TASK INSTRUCTIONS:
Report, word for word, every line of the material that contains "Throughput".
+++
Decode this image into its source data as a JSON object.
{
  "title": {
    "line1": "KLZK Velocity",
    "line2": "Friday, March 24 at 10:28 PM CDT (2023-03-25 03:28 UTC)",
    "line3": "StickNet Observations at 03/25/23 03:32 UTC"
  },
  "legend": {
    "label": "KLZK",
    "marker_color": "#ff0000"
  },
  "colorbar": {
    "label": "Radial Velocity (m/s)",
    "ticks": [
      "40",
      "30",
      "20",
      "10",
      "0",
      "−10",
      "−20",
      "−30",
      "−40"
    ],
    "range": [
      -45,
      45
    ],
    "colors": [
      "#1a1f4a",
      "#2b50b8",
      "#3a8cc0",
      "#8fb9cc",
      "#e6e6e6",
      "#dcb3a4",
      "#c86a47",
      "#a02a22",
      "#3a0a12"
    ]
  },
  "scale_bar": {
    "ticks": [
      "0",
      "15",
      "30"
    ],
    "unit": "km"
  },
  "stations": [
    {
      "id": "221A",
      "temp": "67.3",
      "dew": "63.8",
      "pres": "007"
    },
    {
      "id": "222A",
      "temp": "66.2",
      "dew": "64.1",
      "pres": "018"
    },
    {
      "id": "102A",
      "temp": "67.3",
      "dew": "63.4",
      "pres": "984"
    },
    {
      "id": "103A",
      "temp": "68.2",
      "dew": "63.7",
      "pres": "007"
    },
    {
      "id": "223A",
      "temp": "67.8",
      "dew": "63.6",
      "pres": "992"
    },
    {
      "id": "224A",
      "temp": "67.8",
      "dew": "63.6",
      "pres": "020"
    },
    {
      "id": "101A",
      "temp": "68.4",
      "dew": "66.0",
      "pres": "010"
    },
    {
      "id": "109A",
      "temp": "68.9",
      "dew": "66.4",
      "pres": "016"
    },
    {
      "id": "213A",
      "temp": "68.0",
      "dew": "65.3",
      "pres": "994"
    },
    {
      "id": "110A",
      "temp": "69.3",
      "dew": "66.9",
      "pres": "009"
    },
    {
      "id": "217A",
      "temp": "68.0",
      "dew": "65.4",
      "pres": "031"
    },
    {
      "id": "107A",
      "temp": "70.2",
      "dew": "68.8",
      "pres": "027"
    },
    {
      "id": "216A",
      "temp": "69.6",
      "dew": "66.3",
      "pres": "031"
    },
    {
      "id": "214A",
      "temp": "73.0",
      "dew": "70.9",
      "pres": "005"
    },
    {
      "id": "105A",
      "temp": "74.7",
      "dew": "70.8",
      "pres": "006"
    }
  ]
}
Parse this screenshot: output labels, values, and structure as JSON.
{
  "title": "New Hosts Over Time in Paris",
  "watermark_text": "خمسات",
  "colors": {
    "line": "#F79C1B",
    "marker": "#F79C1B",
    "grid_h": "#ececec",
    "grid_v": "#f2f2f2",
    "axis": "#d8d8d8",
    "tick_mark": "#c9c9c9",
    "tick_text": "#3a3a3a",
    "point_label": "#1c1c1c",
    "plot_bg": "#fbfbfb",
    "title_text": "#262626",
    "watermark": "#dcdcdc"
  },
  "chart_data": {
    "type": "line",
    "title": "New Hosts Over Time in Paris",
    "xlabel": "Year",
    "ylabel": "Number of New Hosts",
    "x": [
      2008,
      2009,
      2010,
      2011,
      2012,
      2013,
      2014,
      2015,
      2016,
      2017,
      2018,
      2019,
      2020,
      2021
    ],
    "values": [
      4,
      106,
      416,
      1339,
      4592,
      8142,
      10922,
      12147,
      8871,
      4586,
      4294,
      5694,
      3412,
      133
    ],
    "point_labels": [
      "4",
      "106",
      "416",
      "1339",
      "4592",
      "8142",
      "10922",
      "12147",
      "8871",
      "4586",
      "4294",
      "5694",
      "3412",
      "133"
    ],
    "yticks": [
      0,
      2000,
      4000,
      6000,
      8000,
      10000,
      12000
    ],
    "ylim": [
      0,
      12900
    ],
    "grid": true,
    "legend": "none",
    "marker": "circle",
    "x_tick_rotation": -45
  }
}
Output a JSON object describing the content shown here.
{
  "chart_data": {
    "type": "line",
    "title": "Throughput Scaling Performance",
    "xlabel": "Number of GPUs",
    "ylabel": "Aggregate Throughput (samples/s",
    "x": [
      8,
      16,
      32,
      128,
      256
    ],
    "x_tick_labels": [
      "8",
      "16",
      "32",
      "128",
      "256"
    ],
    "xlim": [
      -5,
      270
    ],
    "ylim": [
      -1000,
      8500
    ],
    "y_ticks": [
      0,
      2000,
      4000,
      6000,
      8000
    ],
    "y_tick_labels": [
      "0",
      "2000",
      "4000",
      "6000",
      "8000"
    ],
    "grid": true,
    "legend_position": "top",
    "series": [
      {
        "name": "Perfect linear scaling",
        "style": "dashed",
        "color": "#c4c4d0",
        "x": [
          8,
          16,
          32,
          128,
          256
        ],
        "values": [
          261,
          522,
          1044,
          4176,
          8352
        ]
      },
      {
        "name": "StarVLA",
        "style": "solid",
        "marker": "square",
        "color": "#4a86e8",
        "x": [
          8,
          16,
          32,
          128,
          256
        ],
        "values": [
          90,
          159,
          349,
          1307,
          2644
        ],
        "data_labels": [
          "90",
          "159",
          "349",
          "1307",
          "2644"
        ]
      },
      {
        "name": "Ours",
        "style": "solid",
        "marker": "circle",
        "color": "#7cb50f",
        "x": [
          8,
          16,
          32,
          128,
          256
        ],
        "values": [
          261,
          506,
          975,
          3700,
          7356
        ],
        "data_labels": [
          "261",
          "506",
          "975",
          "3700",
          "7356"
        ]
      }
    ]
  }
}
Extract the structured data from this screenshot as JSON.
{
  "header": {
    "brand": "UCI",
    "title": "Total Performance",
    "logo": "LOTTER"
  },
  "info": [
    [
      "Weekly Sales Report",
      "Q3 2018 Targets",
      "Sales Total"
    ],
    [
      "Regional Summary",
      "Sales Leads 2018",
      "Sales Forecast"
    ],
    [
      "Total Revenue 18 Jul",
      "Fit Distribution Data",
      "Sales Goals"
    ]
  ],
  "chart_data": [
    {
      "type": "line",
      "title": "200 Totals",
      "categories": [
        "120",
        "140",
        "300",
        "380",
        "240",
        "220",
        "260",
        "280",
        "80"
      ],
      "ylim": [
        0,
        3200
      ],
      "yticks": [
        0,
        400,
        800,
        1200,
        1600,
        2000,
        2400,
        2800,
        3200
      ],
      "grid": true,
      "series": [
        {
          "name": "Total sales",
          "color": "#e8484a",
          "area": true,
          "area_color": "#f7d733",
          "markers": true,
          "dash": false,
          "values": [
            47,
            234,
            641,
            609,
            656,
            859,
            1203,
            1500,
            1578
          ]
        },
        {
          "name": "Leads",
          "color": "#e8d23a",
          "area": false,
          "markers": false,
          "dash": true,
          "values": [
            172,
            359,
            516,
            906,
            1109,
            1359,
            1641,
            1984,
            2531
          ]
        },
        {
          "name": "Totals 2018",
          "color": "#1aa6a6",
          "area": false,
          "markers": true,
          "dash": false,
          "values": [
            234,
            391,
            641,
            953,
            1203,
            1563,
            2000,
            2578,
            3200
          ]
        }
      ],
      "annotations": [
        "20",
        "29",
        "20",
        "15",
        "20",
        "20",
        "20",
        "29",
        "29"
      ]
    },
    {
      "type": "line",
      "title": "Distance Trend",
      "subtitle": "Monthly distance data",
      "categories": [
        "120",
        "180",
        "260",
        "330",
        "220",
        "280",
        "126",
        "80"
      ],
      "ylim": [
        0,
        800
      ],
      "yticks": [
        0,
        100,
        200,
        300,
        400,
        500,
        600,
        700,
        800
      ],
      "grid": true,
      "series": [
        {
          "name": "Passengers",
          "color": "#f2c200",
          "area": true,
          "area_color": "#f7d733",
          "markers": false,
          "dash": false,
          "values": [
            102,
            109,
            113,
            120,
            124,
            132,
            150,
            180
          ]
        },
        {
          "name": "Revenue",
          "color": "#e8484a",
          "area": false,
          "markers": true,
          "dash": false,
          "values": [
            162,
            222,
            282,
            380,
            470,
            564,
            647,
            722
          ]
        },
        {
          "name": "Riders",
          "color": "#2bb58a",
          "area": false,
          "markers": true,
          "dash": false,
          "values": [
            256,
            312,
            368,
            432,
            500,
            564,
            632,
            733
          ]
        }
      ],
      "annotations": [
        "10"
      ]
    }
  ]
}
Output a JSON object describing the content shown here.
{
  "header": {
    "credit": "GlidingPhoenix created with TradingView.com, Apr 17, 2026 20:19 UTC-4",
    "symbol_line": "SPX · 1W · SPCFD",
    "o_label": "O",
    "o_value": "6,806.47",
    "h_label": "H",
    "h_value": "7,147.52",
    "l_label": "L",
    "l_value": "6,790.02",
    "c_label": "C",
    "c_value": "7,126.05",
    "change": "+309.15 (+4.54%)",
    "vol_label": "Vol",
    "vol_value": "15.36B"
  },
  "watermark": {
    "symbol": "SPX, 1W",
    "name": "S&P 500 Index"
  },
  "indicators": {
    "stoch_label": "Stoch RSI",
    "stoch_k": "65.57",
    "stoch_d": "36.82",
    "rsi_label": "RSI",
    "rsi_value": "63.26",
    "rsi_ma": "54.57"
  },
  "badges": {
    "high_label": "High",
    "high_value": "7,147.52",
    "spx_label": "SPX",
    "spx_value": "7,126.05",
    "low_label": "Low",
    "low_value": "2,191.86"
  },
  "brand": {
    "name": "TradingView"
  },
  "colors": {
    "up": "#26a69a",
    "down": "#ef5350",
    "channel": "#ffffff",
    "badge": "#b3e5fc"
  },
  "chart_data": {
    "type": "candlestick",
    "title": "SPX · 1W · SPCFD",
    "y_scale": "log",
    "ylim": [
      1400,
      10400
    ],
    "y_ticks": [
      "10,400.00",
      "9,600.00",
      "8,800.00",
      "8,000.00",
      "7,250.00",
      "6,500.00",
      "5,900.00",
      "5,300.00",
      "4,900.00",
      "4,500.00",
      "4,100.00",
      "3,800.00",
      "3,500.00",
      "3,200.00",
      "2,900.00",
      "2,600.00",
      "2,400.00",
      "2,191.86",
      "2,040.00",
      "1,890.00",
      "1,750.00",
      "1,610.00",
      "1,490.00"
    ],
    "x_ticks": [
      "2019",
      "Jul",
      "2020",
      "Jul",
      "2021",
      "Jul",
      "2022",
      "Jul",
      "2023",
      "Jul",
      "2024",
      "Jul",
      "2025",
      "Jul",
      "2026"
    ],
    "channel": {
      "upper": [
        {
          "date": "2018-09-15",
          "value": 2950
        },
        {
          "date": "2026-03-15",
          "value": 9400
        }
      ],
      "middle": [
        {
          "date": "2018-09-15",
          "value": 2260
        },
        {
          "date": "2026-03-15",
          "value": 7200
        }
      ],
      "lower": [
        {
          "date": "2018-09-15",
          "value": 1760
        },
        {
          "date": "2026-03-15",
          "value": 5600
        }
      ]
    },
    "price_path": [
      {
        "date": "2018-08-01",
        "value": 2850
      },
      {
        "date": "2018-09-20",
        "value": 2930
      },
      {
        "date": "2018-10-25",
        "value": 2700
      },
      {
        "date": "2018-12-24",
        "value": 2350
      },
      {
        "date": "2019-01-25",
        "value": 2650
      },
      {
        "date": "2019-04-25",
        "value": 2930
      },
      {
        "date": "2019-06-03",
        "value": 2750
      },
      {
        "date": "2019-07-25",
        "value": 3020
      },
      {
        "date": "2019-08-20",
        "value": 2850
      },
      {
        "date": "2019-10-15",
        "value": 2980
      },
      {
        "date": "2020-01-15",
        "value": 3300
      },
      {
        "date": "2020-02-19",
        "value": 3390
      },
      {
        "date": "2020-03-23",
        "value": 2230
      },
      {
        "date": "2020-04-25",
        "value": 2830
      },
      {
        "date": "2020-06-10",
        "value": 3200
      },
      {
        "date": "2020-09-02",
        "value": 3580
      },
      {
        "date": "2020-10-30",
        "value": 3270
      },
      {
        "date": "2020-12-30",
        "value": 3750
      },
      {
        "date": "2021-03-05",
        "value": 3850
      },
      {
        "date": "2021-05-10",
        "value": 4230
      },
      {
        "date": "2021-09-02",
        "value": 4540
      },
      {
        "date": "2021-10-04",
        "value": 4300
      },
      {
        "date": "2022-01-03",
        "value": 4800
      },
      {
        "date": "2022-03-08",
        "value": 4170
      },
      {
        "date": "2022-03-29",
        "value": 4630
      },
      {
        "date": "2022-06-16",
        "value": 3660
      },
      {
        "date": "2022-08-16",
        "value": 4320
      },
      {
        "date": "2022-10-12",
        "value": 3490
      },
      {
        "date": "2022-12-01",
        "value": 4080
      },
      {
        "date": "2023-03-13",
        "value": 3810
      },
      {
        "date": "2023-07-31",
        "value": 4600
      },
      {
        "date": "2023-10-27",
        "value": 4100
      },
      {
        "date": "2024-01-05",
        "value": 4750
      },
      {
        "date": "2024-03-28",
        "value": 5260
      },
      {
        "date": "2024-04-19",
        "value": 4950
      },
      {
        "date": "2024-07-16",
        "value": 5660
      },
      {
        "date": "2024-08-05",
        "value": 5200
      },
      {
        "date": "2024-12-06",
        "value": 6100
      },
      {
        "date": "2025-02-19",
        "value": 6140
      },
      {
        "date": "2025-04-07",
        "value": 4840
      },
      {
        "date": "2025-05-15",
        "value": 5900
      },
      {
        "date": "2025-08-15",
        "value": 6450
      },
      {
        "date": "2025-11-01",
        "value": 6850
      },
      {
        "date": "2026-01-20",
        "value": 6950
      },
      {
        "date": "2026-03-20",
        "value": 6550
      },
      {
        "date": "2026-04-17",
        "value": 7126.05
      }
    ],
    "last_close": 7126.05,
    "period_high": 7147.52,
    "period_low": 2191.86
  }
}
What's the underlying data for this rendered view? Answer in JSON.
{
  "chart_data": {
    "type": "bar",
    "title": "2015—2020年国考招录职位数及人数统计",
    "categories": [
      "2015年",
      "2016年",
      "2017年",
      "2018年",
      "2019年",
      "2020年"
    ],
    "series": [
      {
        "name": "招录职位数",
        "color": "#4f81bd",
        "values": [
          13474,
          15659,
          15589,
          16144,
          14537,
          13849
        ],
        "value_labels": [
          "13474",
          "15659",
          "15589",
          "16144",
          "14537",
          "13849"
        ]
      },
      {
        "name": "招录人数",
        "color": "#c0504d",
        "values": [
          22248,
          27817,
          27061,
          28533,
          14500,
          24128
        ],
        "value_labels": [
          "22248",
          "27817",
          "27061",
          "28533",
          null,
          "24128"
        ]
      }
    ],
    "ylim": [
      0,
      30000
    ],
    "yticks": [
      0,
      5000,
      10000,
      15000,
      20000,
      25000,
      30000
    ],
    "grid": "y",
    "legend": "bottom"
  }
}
+++
OUTPUT FOR THIS TASK:
    "title": "Throughput Scaling Performance",
    "ylabel": "Aggregate Throughput (samples/s",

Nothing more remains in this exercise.